What to produce
All entries must be given again exactly as written.

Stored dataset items
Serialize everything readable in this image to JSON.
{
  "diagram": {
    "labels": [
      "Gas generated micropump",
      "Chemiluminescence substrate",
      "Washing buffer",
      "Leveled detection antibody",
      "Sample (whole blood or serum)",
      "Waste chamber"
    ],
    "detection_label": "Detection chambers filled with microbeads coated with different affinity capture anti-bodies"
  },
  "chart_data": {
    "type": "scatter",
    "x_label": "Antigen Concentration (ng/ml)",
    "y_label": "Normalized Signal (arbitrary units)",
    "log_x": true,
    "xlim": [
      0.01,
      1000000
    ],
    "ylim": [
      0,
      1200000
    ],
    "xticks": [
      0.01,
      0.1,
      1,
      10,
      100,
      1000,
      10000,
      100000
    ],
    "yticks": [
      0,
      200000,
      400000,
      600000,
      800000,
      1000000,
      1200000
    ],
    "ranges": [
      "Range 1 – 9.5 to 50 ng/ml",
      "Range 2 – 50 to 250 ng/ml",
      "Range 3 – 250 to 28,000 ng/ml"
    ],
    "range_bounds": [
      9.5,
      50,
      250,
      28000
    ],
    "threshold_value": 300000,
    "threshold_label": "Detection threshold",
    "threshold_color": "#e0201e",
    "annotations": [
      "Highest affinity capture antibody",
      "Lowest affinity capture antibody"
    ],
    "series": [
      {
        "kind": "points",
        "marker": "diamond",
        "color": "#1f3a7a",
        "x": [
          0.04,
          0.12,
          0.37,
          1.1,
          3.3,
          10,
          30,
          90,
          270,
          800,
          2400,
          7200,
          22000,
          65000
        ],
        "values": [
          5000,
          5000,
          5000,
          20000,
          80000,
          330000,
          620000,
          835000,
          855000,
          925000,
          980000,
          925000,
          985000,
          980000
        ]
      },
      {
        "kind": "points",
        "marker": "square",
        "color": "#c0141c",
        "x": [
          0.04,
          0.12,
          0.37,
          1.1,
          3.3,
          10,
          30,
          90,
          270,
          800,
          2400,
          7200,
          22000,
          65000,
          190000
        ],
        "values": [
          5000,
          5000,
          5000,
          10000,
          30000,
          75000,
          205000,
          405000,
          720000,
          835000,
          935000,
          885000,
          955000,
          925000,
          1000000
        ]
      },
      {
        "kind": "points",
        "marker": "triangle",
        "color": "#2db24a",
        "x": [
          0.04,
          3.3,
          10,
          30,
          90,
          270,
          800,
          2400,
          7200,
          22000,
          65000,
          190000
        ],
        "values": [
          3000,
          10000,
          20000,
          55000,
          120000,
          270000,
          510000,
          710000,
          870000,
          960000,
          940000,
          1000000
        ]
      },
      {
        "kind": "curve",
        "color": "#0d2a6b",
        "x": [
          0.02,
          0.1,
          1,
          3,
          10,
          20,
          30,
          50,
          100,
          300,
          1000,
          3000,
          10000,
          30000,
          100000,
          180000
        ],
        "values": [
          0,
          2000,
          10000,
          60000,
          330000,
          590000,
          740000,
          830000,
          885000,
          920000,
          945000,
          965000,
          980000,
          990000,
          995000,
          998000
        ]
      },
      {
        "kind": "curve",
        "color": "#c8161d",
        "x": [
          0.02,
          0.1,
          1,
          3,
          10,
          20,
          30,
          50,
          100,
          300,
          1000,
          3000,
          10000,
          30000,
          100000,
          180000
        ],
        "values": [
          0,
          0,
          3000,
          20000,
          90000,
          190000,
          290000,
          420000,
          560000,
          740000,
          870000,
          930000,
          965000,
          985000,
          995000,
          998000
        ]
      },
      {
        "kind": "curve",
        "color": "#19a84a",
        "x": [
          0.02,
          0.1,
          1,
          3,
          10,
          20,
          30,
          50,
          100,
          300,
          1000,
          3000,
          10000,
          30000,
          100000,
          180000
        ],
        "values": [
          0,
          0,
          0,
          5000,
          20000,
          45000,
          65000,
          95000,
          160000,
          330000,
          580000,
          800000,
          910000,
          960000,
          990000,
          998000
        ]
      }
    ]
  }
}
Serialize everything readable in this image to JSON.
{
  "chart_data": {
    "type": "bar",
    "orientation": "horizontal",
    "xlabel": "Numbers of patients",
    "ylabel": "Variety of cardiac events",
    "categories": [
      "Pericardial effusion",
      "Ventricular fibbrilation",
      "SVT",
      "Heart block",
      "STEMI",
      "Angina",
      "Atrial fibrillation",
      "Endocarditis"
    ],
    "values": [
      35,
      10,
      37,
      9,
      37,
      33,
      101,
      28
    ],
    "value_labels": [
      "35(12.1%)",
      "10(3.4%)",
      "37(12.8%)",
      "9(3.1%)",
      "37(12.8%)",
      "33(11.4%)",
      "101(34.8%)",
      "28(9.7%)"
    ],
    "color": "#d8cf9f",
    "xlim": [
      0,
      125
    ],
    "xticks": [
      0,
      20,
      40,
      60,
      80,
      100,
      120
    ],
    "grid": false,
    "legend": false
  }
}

Answer area
Serialize everything readable in this image to JSON.
{
  "diagram": {
    "labels": [
      "Gas generated micropump",
      "Chemiluminescence substrate",
      "Washing buffer",
      "Leveled detection antibody",
      "Sample (whole blood or serum)",
      "Waste chamber"
    ],
    "detection_label": "Detection chambers filled with microbeads coated with different affinity capture anti-bodies"
  },
  "chart_data": {
    "type": "scatter",
    "x_label": "Antigen Concentration (ng/ml)",
    "y_label": "Normalized Signal (arbitrary units)",
    "log_x": true,
    "xlim": [
      0.01,
      1000000
    ],
    "ylim": [
      0,
      1200000
    ],
    "xticks": [
      0.01,
      0.1,
      1,
      10,
      100,
      1000,
      10000,
      100000
    ],
    "yticks": [
      0,
      200000,
      400000,
      600000,
      800000,
      1000000,
      1200000
    ],
    "ranges": [
      "Range 1 – 9.5 to 50 ng/ml",
      "Range 2 – 50 to 250 ng/ml",
      "Range 3 – 250 to 28,000 ng/ml"
    ],
    "range_bounds": [
      9.5,
      50,
      250,
      28000
    ],
    "threshold_value": 300000,
    "threshold_label": "Detection threshold",
    "threshold_color": "#e0201e",
    "annotations": [
      "Highest affinity capture antibody",
      "Lowest affinity capture antibody"
    ],
    "series": [
      {
        "kind": "points",
        "marker": "diamond",
        "color": "#1f3a7a",
        "x": [
          0.04,
          0.12,
          0.37,
          1.1,
          3.3,
          10,
          30,
          90,
          270,
          800,
          2400,
          7200,
          22000,
          65000
        ],
        "values": [
          5000,
          5000,
          5000,
          20000,
          80000,
          330000,
          620000,
          835000,
          855000,
          925000,
          980000,
          925000,
          985000,
          980000
        ]
      },
      {
        "kind": "points",
        "marker": "square",
        "color": "#c0141c",
        "x": [
          0.04,
          0.12,
          0.37,
          1.1,
          3.3,
          10,
          30,
          90,
          270,
          800,
          2400,
          7200,
          22000,
          65000,
          190000
        ],
        "values": [
          5000,
          5000,
          5000,
          10000,
          30000,
          75000,
          205000,
          405000,
          720000,
          835000,
          935000,
          885000,
          955000,
          925000,
          1000000
        ]
      },
      {
        "kind": "points",
        "marker": "triangle",
        "color": "#2db24a",
        "x": [
          0.04,
          3.3,
          10,
          30,
          90,
          270,
          800,
          2400,
          7200,
          22000,
          65000,
          190000
        ],
        "values": [
          3000,
          10000,
          20000,
          55000,
          120000,
          270000,
          510000,
          710000,
          870000,
          960000,
          940000,
          1000000
        ]
      },
      {
        "kind": "curve",
        "color": "#0d2a6b",
        "x": [
          0.02,
          0.1,
          1,
          3,
          10,
          20,
          30,
          50,
          100,
          300,
          1000,
          3000,
          10000,
          30000,
          100000,
          180000
        ],
        "values": [
          0,
          2000,
          10000,
          60000,
          330000,
          590000,
          740000,
          830000,
          885000,
          920000,
          945000,
          965000,
          980000,
          990000,
          995000,
          998000
        ]
      },
      {
        "kind": "curve",
        "color": "#c8161d",
        "x": [
          0.02,
          0.1,
          1,
          3,
          10,
          20,
          30,
          50,
          100,
          300,
          1000,
          3000,
          10000,
          30000,
          100000,
          180000
        ],
        "values": [
          0,
          0,
          3000,
          20000,
          90000,
          190000,
          290000,
          420000,
          560000,
          740000,
          870000,
          930000,
          965000,
          985000,
          995000,
          998000
        ]
      },
      {
        "kind": "curve",
        "color": "#19a84a",
        "x": [
          0.02,
          0.1,
          1,
          3,
          10,
          20,
          30,
          50,
          100,
          300,
          1000,
          3000,
          10000,
          30000,
          100000,
          180000
        ],
        "values": [
          0,
          0,
          0,
          5000,
          20000,
          45000,
          65000,
          95000,
          160000,
          330000,
          580000,
          800000,
          910000,
          960000,
          990000,
          998000
        ]
      }
    ]
  }
}
Serialize everything readable in this image to JSON.
{
  "chart_data": {
    "type": "bar",
    "orientation": "horizontal",
    "xlabel": "Numbers of patients",
    "ylabel": "Variety of cardiac events",
    "categories": [
      "Pericardial effusion",
      "Ventricular fibbrilation",
      "SVT",
      "Heart block",
      "STEMI",
      "Angina",
      "Atrial fibrillation",
      "Endocarditis"
    ],
    "values": [
      35,
      10,
      37,
      9,
      37,
      33,
      101,
      28
    ],
    "value_labels": [
      "35(12.1%)",
      "10(3.4%)",
      "37(12.8%)",
      "9(3.1%)",
      "37(12.8%)",
      "33(11.4%)",
      "101(34.8%)",
      "28(9.7%)"
    ],
    "color": "#d8cf9f",
    "xlim": [
      0,
      125
    ],
    "xticks": [
      0,
      20,
      40,
      60,
      80,
      100,
      120
    ],
    "grid": false,
    "legend": false
  }
}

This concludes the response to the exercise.